**Data excerpts**

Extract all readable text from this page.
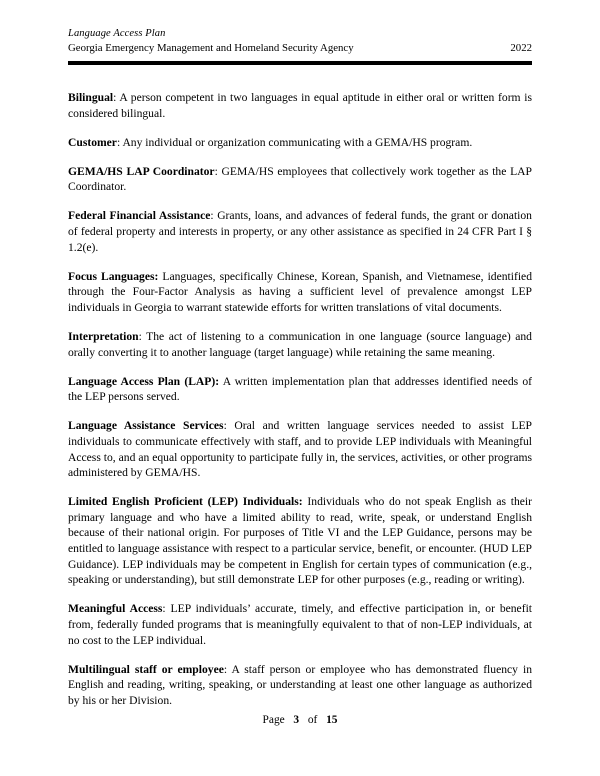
Language Access Plan
Georgia Emergency Management and Homeland Security Agency	2022

Bilingual: A person competent in two languages in equal aptitude in either oral or written form is considered bilingual.

Customer: Any individual or organization communicating with a GEMA/HS program.

GEMA/HS LAP Coordinator: GEMA/HS employees that collectively work together as the LAP Coordinator.

Federal Financial Assistance: Grants, loans, and advances of federal funds, the grant or donation of federal property and interests in property, or any other assistance as specified in 24 CFR Part I § 1.2(e).

Focus Languages: Languages, specifically Chinese, Korean, Spanish, and Vietnamese, identified through the Four-Factor Analysis as having a sufficient level of prevalence amongst LEP individuals in Georgia to warrant statewide efforts for written translations of vital documents.

Interpretation: The act of listening to a communication in one language (source language) and orally converting it to another language (target language) while retaining the same meaning.

Language Access Plan (LAP): A written implementation plan that addresses identified needs of the LEP persons served.

Language Assistance Services: Oral and written language services needed to assist LEP individuals to communicate effectively with staff, and to provide LEP individuals with Meaningful Access to, and an equal opportunity to participate fully in, the services, activities, or other programs administered by GEMA/HS.

Limited English Proficient (LEP) Individuals: Individuals who do not speak English as their primary language and who have a limited ability to read, write, speak, or understand English because of their national origin. For purposes of Title VI and the LEP Guidance, persons may be entitled to language assistance with respect to a particular service, benefit, or encounter. (HUD LEP Guidance). LEP individuals may be competent in English for certain types of communication (e.g., speaking or understanding), but still demonstrate LEP for other purposes (e.g., reading or writing).

Meaningful Access: LEP individuals’ accurate, timely, and effective participation in, or benefit from, federally funded programs that is meaningfully equivalent to that of non-LEP individuals, at no cost to the LEP individual.

Multilingual staff or employee: A staff person or employee who has demonstrated fluency in English and reading, writing, speaking, or understanding at least one other language as authorized by his or her Division.

Page 3 of 15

**Exercise**
Go through the preceding material and copy each line that has the word "Meaningful".

**Task output**
Language Assistance Services: Oral and written language services needed to assist LEP individuals to communicate effectively with staff, and to provide LEP individuals with Meaningful Access to, and an equal opportunity to participate fully in, the services, activities, or other programs administered by GEMA/HS.
Meaningful Access: LEP individuals’ accurate, timely, and effective participation in, or benefit from, federally funded programs that is meaningfully equivalent to that of non-LEP individuals, at no cost to the LEP individual.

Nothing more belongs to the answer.